→ Set problem
Read the entries below and pull out each line with the string "fete".

→ Stored records

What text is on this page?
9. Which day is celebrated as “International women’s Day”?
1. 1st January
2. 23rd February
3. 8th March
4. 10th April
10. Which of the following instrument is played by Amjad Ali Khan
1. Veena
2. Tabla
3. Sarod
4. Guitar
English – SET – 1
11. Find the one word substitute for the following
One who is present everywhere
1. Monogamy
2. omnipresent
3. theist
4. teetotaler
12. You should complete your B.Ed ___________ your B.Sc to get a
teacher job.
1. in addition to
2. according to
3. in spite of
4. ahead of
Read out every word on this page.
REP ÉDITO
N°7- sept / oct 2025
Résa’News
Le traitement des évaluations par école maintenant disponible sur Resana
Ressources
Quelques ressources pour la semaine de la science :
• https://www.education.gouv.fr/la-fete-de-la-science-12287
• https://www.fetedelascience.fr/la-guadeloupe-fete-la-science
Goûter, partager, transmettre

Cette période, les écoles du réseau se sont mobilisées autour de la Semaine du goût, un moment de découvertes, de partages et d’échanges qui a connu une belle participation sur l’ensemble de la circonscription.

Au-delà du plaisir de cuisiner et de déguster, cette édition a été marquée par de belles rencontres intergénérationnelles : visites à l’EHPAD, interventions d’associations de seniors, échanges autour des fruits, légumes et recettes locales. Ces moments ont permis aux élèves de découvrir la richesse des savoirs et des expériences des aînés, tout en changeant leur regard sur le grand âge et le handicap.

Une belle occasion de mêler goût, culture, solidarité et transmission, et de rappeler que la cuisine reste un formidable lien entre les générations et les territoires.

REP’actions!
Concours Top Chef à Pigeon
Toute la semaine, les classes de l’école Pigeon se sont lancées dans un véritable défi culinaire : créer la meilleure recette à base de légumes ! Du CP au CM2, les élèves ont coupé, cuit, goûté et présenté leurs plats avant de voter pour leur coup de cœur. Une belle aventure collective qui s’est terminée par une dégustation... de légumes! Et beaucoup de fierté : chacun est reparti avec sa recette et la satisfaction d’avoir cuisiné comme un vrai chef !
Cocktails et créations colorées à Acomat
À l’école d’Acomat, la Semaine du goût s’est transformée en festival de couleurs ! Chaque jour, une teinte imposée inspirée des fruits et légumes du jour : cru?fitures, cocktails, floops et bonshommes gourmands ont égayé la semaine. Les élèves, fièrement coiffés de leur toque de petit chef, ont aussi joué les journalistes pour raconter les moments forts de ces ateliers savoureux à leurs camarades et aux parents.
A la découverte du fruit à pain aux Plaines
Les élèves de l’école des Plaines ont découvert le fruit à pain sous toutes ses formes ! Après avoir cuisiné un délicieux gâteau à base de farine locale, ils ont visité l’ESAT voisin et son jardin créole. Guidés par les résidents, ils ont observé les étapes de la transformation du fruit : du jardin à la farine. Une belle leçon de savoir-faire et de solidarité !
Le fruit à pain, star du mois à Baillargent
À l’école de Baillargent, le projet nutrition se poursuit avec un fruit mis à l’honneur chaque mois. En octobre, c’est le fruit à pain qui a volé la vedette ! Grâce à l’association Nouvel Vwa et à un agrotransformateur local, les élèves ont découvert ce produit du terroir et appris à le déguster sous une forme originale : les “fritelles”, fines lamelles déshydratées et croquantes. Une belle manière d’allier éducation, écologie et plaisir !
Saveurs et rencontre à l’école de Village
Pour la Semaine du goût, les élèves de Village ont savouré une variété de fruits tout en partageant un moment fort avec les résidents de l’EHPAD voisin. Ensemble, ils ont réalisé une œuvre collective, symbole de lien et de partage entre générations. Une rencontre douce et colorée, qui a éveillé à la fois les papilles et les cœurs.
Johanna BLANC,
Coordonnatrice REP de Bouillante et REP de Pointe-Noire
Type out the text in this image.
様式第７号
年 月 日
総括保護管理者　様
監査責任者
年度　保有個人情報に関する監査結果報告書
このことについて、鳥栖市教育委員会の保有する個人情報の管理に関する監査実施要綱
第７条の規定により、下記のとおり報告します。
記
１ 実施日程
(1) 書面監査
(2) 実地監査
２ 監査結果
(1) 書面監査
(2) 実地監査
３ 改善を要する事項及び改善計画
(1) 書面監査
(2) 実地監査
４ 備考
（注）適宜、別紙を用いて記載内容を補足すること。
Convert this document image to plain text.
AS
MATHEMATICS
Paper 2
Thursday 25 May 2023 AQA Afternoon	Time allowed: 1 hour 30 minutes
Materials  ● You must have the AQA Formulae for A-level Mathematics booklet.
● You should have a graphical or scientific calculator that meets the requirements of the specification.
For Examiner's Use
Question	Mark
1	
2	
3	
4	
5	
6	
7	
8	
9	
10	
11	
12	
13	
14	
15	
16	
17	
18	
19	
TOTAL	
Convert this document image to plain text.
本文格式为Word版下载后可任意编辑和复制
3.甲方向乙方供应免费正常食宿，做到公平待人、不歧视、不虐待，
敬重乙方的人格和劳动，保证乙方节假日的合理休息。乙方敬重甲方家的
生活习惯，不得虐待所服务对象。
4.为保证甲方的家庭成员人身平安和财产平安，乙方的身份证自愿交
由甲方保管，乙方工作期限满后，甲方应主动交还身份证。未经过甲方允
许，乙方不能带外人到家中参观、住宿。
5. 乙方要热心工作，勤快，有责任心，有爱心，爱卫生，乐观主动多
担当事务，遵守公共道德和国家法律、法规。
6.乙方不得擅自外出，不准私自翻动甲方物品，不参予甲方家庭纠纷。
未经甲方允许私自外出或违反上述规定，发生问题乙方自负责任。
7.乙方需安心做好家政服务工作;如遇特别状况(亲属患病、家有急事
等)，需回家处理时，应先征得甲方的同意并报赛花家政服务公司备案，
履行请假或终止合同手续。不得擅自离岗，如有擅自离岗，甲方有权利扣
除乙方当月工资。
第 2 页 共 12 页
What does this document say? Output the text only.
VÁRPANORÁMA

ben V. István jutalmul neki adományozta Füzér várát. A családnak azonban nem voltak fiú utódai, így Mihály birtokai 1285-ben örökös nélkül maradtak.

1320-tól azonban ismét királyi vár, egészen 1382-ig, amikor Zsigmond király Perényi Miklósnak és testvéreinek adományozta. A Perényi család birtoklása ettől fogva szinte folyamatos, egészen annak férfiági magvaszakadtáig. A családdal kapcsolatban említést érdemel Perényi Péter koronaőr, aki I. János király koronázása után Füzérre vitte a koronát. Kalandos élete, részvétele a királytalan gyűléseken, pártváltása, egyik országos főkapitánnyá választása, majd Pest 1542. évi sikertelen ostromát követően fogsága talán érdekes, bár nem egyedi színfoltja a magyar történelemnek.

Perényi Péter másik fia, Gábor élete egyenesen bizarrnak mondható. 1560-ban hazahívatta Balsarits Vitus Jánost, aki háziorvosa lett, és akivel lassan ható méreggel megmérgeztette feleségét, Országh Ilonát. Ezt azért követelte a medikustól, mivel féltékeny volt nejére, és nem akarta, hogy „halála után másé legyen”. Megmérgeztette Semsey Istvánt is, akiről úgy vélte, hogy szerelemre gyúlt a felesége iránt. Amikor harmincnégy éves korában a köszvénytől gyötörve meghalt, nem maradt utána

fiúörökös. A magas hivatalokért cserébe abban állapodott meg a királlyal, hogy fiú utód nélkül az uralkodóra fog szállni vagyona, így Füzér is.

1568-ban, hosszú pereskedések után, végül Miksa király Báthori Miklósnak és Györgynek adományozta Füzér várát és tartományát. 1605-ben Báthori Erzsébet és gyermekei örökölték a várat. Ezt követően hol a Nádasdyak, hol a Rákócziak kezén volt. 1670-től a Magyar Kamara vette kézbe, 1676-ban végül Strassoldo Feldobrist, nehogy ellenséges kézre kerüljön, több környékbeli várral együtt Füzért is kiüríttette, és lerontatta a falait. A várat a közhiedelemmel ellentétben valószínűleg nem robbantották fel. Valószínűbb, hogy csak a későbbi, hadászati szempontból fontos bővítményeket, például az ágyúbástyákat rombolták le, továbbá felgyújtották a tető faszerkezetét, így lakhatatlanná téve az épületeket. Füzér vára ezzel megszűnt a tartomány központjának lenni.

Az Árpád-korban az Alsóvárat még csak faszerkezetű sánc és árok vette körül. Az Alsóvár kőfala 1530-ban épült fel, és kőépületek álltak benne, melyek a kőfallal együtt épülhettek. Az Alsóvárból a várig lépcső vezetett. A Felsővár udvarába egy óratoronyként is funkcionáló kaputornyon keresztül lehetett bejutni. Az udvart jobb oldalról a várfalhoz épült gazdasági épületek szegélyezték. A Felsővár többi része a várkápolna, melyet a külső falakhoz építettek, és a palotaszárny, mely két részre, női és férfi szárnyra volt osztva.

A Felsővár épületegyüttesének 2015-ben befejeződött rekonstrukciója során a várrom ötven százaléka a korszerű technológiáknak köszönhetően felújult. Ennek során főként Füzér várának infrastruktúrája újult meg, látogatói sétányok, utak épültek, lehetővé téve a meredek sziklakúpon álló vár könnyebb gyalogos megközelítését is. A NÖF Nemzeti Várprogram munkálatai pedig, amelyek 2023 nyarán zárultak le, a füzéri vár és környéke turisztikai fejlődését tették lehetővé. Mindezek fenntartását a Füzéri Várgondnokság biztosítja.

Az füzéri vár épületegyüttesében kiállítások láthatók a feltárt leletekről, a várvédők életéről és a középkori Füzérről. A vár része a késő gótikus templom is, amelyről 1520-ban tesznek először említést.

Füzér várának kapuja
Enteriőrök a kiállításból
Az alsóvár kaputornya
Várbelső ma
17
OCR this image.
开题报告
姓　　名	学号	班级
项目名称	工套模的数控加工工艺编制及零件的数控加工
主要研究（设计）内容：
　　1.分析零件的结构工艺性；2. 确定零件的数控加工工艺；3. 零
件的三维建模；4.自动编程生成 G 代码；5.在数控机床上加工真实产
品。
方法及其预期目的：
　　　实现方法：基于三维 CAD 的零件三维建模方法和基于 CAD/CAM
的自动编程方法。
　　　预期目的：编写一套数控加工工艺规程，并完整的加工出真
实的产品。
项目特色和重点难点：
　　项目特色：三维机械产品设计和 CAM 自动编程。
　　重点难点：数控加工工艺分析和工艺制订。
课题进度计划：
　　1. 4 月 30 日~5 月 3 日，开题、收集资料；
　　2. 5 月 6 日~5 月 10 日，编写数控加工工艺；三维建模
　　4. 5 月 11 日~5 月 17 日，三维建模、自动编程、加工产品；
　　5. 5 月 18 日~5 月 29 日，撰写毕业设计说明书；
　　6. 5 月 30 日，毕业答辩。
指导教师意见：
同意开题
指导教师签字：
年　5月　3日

→ The result
• https://www.education.gouv.fr/la-fete-de-la-science-12287
• https://www.fetedelascience.fr/la-guadeloupe-fete-la-science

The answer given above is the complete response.